- **SET EXERCISE**:
Can you quote the records below in full, word for word?

- **DATA SUPPLIED**:
=====

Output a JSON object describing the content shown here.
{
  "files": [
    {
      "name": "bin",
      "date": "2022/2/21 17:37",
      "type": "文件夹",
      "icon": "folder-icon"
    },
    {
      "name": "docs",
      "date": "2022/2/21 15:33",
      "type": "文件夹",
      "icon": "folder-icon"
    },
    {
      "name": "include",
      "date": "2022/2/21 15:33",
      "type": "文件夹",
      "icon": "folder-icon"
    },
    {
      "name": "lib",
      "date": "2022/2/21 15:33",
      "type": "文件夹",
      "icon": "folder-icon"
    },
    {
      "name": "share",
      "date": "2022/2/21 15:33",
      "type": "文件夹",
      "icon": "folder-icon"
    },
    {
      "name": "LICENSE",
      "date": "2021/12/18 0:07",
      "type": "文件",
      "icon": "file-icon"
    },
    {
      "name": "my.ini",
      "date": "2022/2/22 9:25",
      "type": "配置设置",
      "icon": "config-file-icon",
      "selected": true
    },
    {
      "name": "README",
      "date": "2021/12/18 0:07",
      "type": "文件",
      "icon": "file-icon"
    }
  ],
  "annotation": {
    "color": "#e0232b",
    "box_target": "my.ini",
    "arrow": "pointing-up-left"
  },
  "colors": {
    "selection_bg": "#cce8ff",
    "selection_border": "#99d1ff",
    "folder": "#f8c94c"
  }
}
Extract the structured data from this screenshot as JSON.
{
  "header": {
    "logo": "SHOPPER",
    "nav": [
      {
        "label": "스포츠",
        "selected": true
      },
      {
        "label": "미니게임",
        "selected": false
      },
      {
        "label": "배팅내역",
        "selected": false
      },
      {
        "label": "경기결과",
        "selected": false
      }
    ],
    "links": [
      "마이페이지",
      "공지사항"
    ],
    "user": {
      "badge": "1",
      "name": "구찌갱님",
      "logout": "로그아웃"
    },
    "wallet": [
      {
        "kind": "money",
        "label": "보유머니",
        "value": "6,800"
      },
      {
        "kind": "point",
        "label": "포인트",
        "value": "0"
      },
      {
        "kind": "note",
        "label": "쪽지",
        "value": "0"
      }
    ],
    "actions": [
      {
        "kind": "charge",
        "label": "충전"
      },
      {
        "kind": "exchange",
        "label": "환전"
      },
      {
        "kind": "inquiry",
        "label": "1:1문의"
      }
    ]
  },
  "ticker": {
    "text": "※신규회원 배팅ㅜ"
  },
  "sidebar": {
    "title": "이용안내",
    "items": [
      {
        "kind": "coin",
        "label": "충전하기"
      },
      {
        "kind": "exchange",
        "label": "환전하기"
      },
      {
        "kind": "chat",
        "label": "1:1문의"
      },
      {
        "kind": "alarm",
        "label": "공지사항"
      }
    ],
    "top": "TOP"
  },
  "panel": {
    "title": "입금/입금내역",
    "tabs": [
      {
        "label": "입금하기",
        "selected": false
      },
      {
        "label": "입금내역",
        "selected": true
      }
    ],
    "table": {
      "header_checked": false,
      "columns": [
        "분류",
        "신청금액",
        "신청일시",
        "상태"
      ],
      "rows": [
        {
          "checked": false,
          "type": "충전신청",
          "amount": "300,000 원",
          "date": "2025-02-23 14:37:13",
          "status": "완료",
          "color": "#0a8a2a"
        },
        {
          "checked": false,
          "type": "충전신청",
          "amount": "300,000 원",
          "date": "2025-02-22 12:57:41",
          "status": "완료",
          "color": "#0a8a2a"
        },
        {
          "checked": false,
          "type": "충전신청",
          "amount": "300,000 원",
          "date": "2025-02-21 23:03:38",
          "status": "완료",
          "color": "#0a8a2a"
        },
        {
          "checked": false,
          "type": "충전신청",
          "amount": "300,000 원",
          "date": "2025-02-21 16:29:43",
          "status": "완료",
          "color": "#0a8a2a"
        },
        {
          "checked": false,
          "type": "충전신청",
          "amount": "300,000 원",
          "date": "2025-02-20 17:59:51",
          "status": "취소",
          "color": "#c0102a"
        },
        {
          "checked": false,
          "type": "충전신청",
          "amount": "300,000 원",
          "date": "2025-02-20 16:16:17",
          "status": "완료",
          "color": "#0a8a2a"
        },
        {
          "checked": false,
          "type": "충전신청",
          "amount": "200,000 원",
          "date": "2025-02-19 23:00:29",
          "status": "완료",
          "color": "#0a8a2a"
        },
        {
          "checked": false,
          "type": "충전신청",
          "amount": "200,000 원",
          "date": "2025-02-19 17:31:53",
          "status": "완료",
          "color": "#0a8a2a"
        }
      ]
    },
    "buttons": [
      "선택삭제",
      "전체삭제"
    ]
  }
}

=====

- **RESPONSE TO THE TASK**:
Output a JSON object describing the content shown here.
{
  "files": [
    {
      "name": "bin",
      "date": "2022/2/21 17:37",
      "type": "文件夹",
      "icon": "folder-icon"
    },
    {
      "name": "docs",
      "date": "2022/2/21 15:33",
      "type": "文件夹",
      "icon": "folder-icon"
    },
    {
      "name": "include",
      "date": "2022/2/21 15:33",
      "type": "文件夹",
      "icon": "folder-icon"
    },
    {
      "name": "lib",
      "date": "2022/2/21 15:33",
      "type": "文件夹",
      "icon": "folder-icon"
    },
    {
      "name": "share",
      "date": "2022/2/21 15:33",
      "type": "文件夹",
      "icon": "folder-icon"
    },
    {
      "name": "LICENSE",
      "date": "2021/12/18 0:07",
      "type": "文件",
      "icon": "file-icon"
    },
    {
      "name": "my.ini",
      "date": "2022/2/22 9:25",
      "type": "配置设置",
      "icon": "config-file-icon",
      "selected": true
    },
    {
      "name": "README",
      "date": "2021/12/18 0:07",
      "type": "文件",
      "icon": "file-icon"
    }
  ],
  "annotation": {
    "color": "#e0232b",
    "box_target": "my.ini",
    "arrow": "pointing-up-left"
  },
  "colors": {
    "selection_bg": "#cce8ff",
    "selection_border": "#99d1ff",
    "folder": "#f8c94c"
  }
}
Extract the structured data from this screenshot as JSON.
{
  "header": {
    "logo": "SHOPPER",
    "nav": [
      {
        "label": "스포츠",
        "selected": true
      },
      {
        "label": "미니게임",
        "selected": false
      },
      {
        "label": "배팅내역",
        "selected": false
      },
      {
        "label": "경기결과",
        "selected": false
      }
    ],
    "links": [
      "마이페이지",
      "공지사항"
    ],
    "user": {
      "badge": "1",
      "name": "구찌갱님",
      "logout": "로그아웃"
    },
    "wallet": [
      {
        "kind": "money",
        "label": "보유머니",
        "value": "6,800"
      },
      {
        "kind": "point",
        "label": "포인트",
        "value": "0"
      },
      {
        "kind": "note",
        "label": "쪽지",
        "value": "0"
      }
    ],
    "actions": [
      {
        "kind": "charge",
        "label": "충전"
      },
      {
        "kind": "exchange",
        "label": "환전"
      },
      {
        "kind": "inquiry",
        "label": "1:1문의"
      }
    ]
  },
  "ticker": {
    "text": "※신규회원 배팅ㅜ"
  },
  "sidebar": {
    "title": "이용안내",
    "items": [
      {
        "kind": "coin",
        "label": "충전하기"
      },
      {
        "kind": "exchange",
        "label": "환전하기"
      },
      {
        "kind": "chat",
        "label": "1:1문의"
      },
      {
        "kind": "alarm",
        "label": "공지사항"
      }
    ],
    "top": "TOP"
  },
  "panel": {
    "title": "입금/입금내역",
    "tabs": [
      {
        "label": "입금하기",
        "selected": false
      },
      {
        "label": "입금내역",
        "selected": true
      }
    ],
    "table": {
      "header_checked": false,
      "columns": [
        "분류",
        "신청금액",
        "신청일시",
        "상태"
      ],
      "rows": [
        {
          "checked": false,
          "type": "충전신청",
          "amount": "300,000 원",
          "date": "2025-02-23 14:37:13",
          "status": "완료",
          "color": "#0a8a2a"
        },
        {
          "checked": false,
          "type": "충전신청",
          "amount": "300,000 원",
          "date": "2025-02-22 12:57:41",
          "status": "완료",
          "color": "#0a8a2a"
        },
        {
          "checked": false,
          "type": "충전신청",
          "amount": "300,000 원",
          "date": "2025-02-21 23:03:38",
          "status": "완료",
          "color": "#0a8a2a"
        },
        {
          "checked": false,
          "type": "충전신청",
          "amount": "300,000 원",
          "date": "2025-02-21 16:29:43",
          "status": "완료",
          "color": "#0a8a2a"
        },
        {
          "checked": false,
          "type": "충전신청",
          "amount": "300,000 원",
          "date": "2025-02-20 17:59:51",
          "status": "취소",
          "color": "#c0102a"
        },
        {
          "checked": false,
          "type": "충전신청",
          "amount": "300,000 원",
          "date": "2025-02-20 16:16:17",
          "status": "완료",
          "color": "#0a8a2a"
        },
        {
          "checked": false,
          "type": "충전신청",
          "amount": "200,000 원",
          "date": "2025-02-19 23:00:29",
          "status": "완료",
          "color": "#0a8a2a"
        },
        {
          "checked": false,
          "type": "충전신청",
          "amount": "200,000 원",
          "date": "2025-02-19 17:31:53",
          "status": "완료",
          "color": "#0a8a2a"
        }
      ]
    },
    "buttons": [
      "선택삭제",
      "전체삭제"
    ]
  }
}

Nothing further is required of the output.